* **WHAT IS NEEDED**
Make an exact copy of the data below, leaving out every picture.

** start of DATA SHOWN **

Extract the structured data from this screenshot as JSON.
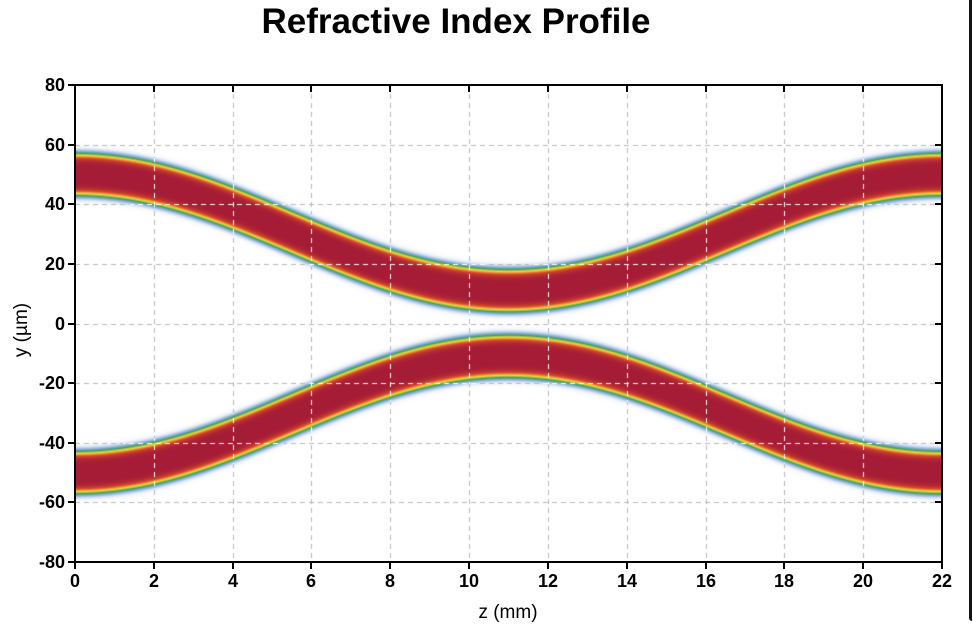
{
  "chart_data": {
    "type": "heatmap",
    "title": "Refractive Index Profile",
    "xlabel": "z (mm)",
    "ylabel": "y (µm)",
    "xlim": [
      0,
      22
    ],
    "ylim": [
      -80,
      80
    ],
    "xticks": [
      0,
      2,
      4,
      6,
      8,
      10,
      12,
      14,
      16,
      18,
      20,
      22
    ],
    "yticks": [
      -80,
      -60,
      -40,
      -20,
      0,
      20,
      40,
      60,
      80
    ],
    "grid": {
      "on": true,
      "style": "dashed",
      "x_step_mm": 2,
      "y_step_um": 20,
      "color_outside_band": "#b9b9b9",
      "color_over_band": "#ffffff"
    },
    "description": "Symmetric S-bend directional coupler: two waveguides approach from y = ±50 µm at the ends to y = ±11 µm at the device center (z = 11 mm), index profile shown with white-blue-green-yellow-orange-maroon colormap",
    "device_length_mm": 22,
    "waveguides": [
      {
        "y_center_start_um": 50,
        "y_center_min_um": 11
      },
      {
        "y_center_start_um": -50,
        "y_center_min_um": -11
      }
    ],
    "bend_shape": "raised-cosine: yc(z) = ymin + (ystart - ymin) * cos^2(pi*z/L)",
    "index_profile": {
      "supergaussian_sigma_um": 8.0,
      "supergaussian_order": 6
    },
    "core_full_width_um": 11,
    "colormap": [
      [
        0.0,
        "#ffffff"
      ],
      [
        0.1,
        "#f2f6fb"
      ],
      [
        0.22,
        "#d4e1f1"
      ],
      [
        0.34,
        "#a9c4e5"
      ],
      [
        0.45,
        "#82a9d6"
      ],
      [
        0.54,
        "#5ba48e"
      ],
      [
        0.62,
        "#3f9e52"
      ],
      [
        0.7,
        "#a2c63e"
      ],
      [
        0.77,
        "#ecd83e"
      ],
      [
        0.84,
        "#f0993a"
      ],
      [
        0.9,
        "#d84f2b"
      ],
      [
        1.0,
        "#a51c36"
      ]
    ],
    "white_grid_threshold": 0.22
  }
}
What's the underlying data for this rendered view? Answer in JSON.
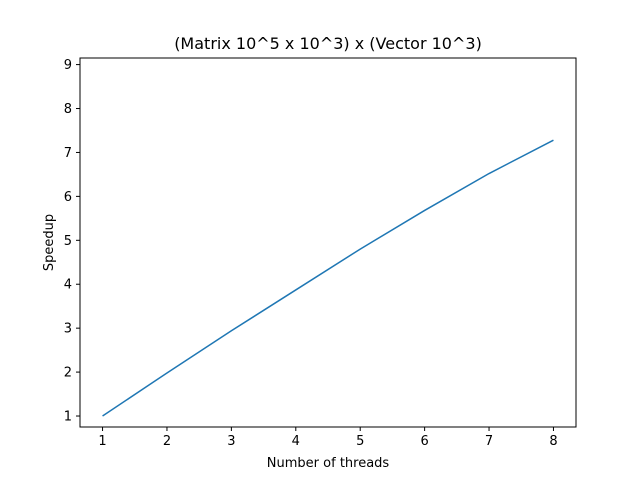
{
  "chart_data": {
    "type": "line",
    "title": "(Matrix 10^5 x 10^3) x (Vector 10^3)",
    "xlabel": "Number of threads",
    "ylabel": "Speedup",
    "x": [
      1,
      2,
      3,
      4,
      5,
      6,
      7,
      8
    ],
    "x_ticks": [
      "1",
      "2",
      "3",
      "4",
      "5",
      "6",
      "7",
      "8"
    ],
    "y_ticks": [
      "1",
      "2",
      "3",
      "4",
      "5",
      "6",
      "7",
      "8",
      "9"
    ],
    "xlim": [
      0.65,
      8.35
    ],
    "ylim": [
      0.75,
      9.15
    ],
    "grid": false,
    "series": [
      {
        "values": [
          1.0,
          1.98,
          2.94,
          3.87,
          4.8,
          5.68,
          6.52,
          7.28
        ],
        "color": "#1f77b4"
      }
    ]
  }
}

** end of DATA SHOWN **

* **EXERCISE RESPONSE**
Extract the structured data from this screenshot as JSON.
{
  "chart_data": {
    "type": "heatmap",
    "title": "Refractive Index Profile",
    "xlabel": "z (mm)",
    "ylabel": "y (µm)",
    "xlim": [
      0,
      22
    ],
    "ylim": [
      -80,
      80
    ],
    "xticks": [
      0,
      2,
      4,
      6,
      8,
      10,
      12,
      14,
      16,
      18,
      20,
      22
    ],
    "yticks": [
      -80,
      -60,
      -40,
      -20,
      0,
      20,
      40,
      60,
      80
    ],
    "grid": {
      "on": true,
      "style": "dashed",
      "x_step_mm": 2,
      "y_step_um": 20,
      "color_outside_band": "#b9b9b9",
      "color_over_band": "#ffffff"
    },
    "description": "Symmetric S-bend directional coupler: two waveguides approach from y = ±50 µm at the ends to y = ±11 µm at the device center (z = 11 mm), index profile shown with white-blue-green-yellow-orange-maroon colormap",
    "device_length_mm": 22,
    "waveguides": [
      {
        "y_center_start_um": 50,
        "y_center_min_um": 11
      },
      {
        "y_center_start_um": -50,
        "y_center_min_um": -11
      }
    ],
    "bend_shape": "raised-cosine: yc(z) = ymin + (ystart - ymin) * cos^2(pi*z/L)",
    "index_profile": {
      "supergaussian_sigma_um": 8.0,
      "supergaussian_order": 6
    },
    "core_full_width_um": 11,
    "colormap": [
      [
        0.0,
        "#ffffff"
      ],
      [
        0.1,
        "#f2f6fb"
      ],
      [
        0.22,
        "#d4e1f1"
      ],
      [
        0.34,
        "#a9c4e5"
      ],
      [
        0.45,
        "#82a9d6"
      ],
      [
        0.54,
        "#5ba48e"
      ],
      [
        0.62,
        "#3f9e52"
      ],
      [
        0.7,
        "#a2c63e"
      ],
      [
        0.77,
        "#ecd83e"
      ],
      [
        0.84,
        "#f0993a"
      ],
      [
        0.9,
        "#d84f2b"
      ],
      [
        1.0,
        "#a51c36"
      ]
    ],
    "white_grid_threshold": 0.22
  }
}
What's the underlying data for this rendered view? Answer in JSON.
{
  "chart_data": {
    "type": "line",
    "title": "(Matrix 10^5 x 10^3) x (Vector 10^3)",
    "xlabel": "Number of threads",
    "ylabel": "Speedup",
    "x": [
      1,
      2,
      3,
      4,
      5,
      6,
      7,
      8
    ],
    "x_ticks": [
      "1",
      "2",
      "3",
      "4",
      "5",
      "6",
      "7",
      "8"
    ],
    "y_ticks": [
      "1",
      "2",
      "3",
      "4",
      "5",
      "6",
      "7",
      "8",
      "9"
    ],
    "xlim": [
      0.65,
      8.35
    ],
    "ylim": [
      0.75,
      9.15
    ],
    "grid": false,
    "series": [
      {
        "values": [
          1.0,
          1.98,
          2.94,
          3.87,
          4.8,
          5.68,
          6.52,
          7.28
        ],
        "color": "#1f77b4"
      }
    ]
  }
}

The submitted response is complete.